Texto de estudio:
---------------

El objetivo principal de las clases preparatorias de educación preescolar es adaptar a los niños al entorno escolar. En esta etapa no solo se trabaja la lectura, la escritura y las matemáticas, sino también las habilidades sociales y funciones psicológicas como la atención y la memoria.
Pero si en primer grado se enseñan las mismas materias, ¿hasta qué punto es necesario este periodo preparatorio?
Según el experto en educación Kamran Asadov, la finalidad de los grupos de preparación es garantizar la disposición física y psicológica de los niños que ingresarán a la escuela el año siguiente.
“De la experiencia de años anteriores vimos que los niños que no asistieron a grupos de preparación o jardines de infancia tuvieron serios problemas de adaptación al entrar en primer grado. En las escuelas públicas, los grupos preparatorios funcionan dos horas al día, son dirigidos por los maestros que después darán clase en primer grado y los libros de texto, aprobados por el Ministerio de Educación, se entregan gratuitamente. En los jardines de infancia, los niños pasan todo el día: duermen, comen y aprenden parte del tiempo a través de juegos”, explicó el experto.
Asadov también advirtió que no se debe forzar a los niños a aprender a leer y escribir antes de tiempo:
“El programa de primaria ya es bastante exigente. En las escuelas privadas se observa que los grupos de preparación incluso reciben contenidos de primer grado. Esto hace que, cuando los niños entran a la escuela y el profesor intenta enseñarles esas competencias, ya lo sepan y pierdan interés, lo que puede llevar a la pasividad en clase.”
El especialista subrayó que los padres no deberían apresurarse a introducir contenidos de primer grado durante la preparación, sino más bien centrarse en que el niño descubra el mundo que lo rodea, ya que a esa edad el cerebro aún no está listo para absorber conocimientos profundos.

---------------

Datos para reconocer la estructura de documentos
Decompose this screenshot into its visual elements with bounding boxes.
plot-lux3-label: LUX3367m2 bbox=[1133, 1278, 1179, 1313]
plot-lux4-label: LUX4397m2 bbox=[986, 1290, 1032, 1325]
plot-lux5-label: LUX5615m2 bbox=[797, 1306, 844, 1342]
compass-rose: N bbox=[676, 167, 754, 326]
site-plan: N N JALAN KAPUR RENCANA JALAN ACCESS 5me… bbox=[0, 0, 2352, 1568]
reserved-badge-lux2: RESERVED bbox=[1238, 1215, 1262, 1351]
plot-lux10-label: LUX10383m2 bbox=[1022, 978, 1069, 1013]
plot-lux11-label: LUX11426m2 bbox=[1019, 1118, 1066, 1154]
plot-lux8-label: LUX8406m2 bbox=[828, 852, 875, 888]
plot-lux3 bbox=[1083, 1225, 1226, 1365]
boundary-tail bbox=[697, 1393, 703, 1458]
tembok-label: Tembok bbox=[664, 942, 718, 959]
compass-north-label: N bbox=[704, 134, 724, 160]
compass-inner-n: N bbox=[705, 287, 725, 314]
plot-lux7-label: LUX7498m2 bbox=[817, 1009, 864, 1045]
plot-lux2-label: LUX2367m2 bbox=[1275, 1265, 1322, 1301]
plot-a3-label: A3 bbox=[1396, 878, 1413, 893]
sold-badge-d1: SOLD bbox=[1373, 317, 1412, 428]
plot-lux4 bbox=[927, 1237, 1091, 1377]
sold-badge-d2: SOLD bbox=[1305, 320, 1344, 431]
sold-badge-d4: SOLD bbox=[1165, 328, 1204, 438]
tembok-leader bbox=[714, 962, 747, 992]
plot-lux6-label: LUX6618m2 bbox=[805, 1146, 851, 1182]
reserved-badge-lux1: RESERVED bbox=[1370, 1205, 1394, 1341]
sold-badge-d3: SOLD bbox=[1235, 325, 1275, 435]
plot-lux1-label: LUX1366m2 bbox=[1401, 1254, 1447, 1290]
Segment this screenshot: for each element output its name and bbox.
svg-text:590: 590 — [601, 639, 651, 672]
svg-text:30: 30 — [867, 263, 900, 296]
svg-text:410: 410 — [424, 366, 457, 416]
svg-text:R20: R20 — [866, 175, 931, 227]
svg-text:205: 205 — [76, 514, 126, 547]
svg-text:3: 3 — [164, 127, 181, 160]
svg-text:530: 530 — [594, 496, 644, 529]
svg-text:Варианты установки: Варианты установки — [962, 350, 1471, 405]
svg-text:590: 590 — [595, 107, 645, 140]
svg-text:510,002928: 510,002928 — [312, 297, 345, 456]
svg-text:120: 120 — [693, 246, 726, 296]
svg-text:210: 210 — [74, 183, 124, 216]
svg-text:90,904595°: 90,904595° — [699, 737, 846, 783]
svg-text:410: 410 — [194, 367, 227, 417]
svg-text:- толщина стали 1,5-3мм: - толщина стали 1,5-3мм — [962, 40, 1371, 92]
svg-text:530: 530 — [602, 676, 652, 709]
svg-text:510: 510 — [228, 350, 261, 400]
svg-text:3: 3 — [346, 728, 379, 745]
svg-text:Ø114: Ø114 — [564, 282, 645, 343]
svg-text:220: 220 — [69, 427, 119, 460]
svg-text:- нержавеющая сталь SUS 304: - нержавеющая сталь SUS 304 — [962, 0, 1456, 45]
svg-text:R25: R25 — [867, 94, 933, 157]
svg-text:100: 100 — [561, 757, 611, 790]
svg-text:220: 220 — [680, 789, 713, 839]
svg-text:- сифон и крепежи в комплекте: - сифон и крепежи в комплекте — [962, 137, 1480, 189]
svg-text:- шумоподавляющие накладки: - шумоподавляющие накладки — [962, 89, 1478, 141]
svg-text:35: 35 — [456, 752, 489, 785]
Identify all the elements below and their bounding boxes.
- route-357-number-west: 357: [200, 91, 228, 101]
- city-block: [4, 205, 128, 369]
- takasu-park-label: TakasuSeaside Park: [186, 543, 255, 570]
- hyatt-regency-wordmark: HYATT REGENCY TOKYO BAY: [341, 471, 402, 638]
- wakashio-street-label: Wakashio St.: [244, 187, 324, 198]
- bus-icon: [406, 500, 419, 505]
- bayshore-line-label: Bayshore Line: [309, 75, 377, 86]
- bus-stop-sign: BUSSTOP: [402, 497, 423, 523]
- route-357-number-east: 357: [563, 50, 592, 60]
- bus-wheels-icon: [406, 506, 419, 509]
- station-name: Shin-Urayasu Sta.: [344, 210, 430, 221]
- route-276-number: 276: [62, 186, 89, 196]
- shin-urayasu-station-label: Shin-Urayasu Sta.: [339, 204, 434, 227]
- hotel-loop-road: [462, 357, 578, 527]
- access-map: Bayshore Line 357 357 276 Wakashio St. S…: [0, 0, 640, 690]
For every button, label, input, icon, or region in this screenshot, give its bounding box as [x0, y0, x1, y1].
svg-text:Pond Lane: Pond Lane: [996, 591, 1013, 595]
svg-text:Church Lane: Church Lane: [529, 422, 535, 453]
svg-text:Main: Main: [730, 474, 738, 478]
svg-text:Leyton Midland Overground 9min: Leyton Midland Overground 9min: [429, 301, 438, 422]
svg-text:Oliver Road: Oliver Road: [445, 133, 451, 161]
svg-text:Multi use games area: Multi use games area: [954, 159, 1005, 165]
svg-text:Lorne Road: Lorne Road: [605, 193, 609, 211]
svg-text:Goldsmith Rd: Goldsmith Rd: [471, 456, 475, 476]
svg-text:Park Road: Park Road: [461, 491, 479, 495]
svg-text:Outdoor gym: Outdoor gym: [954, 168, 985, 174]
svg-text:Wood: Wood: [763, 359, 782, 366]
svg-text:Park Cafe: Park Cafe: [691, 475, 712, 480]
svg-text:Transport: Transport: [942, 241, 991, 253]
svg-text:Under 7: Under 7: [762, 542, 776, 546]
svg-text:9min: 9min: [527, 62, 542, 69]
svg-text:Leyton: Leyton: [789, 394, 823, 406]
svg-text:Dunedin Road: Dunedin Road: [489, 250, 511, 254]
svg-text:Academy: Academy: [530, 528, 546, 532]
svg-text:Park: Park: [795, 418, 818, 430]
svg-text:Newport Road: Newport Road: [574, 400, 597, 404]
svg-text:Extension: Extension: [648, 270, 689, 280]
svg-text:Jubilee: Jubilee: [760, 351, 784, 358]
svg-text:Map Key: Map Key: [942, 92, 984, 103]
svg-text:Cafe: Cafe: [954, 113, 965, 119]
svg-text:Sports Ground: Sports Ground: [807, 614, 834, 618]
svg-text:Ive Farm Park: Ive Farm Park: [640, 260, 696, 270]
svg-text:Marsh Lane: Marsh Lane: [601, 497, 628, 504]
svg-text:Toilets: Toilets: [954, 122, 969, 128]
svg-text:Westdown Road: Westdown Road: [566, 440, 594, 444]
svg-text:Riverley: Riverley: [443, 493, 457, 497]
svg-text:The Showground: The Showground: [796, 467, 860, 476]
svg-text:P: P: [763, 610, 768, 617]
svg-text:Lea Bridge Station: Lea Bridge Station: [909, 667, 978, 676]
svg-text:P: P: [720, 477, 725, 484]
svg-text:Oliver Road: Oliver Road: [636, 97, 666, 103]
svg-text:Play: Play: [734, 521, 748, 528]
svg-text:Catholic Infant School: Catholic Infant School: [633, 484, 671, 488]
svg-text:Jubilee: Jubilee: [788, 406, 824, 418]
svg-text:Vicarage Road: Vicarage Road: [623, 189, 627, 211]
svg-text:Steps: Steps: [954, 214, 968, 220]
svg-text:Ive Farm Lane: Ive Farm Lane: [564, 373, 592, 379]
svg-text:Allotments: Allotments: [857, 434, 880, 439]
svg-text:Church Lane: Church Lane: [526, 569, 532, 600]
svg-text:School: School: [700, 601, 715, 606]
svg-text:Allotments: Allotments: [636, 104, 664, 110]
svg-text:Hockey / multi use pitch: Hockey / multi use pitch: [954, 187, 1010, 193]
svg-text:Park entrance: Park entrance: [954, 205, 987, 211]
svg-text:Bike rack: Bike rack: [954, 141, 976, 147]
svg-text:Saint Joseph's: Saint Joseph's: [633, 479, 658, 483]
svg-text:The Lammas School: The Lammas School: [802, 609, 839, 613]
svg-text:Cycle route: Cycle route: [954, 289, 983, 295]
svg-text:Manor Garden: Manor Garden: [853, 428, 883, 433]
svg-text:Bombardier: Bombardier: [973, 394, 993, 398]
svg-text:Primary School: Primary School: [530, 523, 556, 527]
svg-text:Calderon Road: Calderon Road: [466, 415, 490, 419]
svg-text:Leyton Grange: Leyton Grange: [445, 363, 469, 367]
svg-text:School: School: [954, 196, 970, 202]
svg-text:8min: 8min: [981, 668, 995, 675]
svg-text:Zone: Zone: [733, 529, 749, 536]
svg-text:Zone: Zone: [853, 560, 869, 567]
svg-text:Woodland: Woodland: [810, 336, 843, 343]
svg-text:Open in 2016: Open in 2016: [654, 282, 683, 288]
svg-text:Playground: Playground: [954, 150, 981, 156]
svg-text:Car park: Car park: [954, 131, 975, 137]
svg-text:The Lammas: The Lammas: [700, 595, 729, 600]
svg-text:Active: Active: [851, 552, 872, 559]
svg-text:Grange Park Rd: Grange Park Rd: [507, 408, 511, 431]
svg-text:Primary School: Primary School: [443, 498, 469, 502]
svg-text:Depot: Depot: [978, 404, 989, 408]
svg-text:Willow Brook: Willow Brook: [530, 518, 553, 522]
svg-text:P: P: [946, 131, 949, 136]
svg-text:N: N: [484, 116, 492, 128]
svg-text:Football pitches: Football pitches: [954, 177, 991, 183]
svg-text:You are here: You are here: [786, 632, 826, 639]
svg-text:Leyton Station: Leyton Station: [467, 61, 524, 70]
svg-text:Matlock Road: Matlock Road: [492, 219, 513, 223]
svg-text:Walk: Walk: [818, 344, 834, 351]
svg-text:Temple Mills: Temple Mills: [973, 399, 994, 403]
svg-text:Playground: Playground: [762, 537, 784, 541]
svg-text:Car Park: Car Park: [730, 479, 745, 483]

---------------

Consigna de trabajo 1: Transcribe del texto sobre las clases preparatorias el tramo que va desde "Pero si en primer" hasta "explicó el experto.", incluidas ambas partes.
Consigna de trabajo 2: Según el texto sobre las clases preparatorias, ¿cuántas horas al día funcionan los grupos preparatorios en las escuelas públicas?

Respuesta 1:
Pero si en primer grado se enseñan las mismas materias, ¿hasta qué punto es necesario este periodo preparatorio?
Según el experto en educación Kamran Asadov, la finalidad de los grupos de preparación es garantizar la disposición física y psicológica de los niños que ingresarán a la escuela el año siguiente.
“De la experiencia de años anteriores vimos que los niños que no asistieron a grupos de preparación o jardines de infancia tuvieron serios problemas de adaptación al entrar en primer grado. En las escuelas públicas, los grupos preparatorios funcionan dos horas al día, son dirigidos por los maestros que después darán clase en primer grado y los libros de texto, aprobados por el Ministerio de Educación, se entregan gratuitamente. En los jardines de infancia, los niños pasan todo el día: duermen, comen y aprenden parte del tiempo a través de juegos”, explicó el experto.

Respuesta 2: Dos horas al día.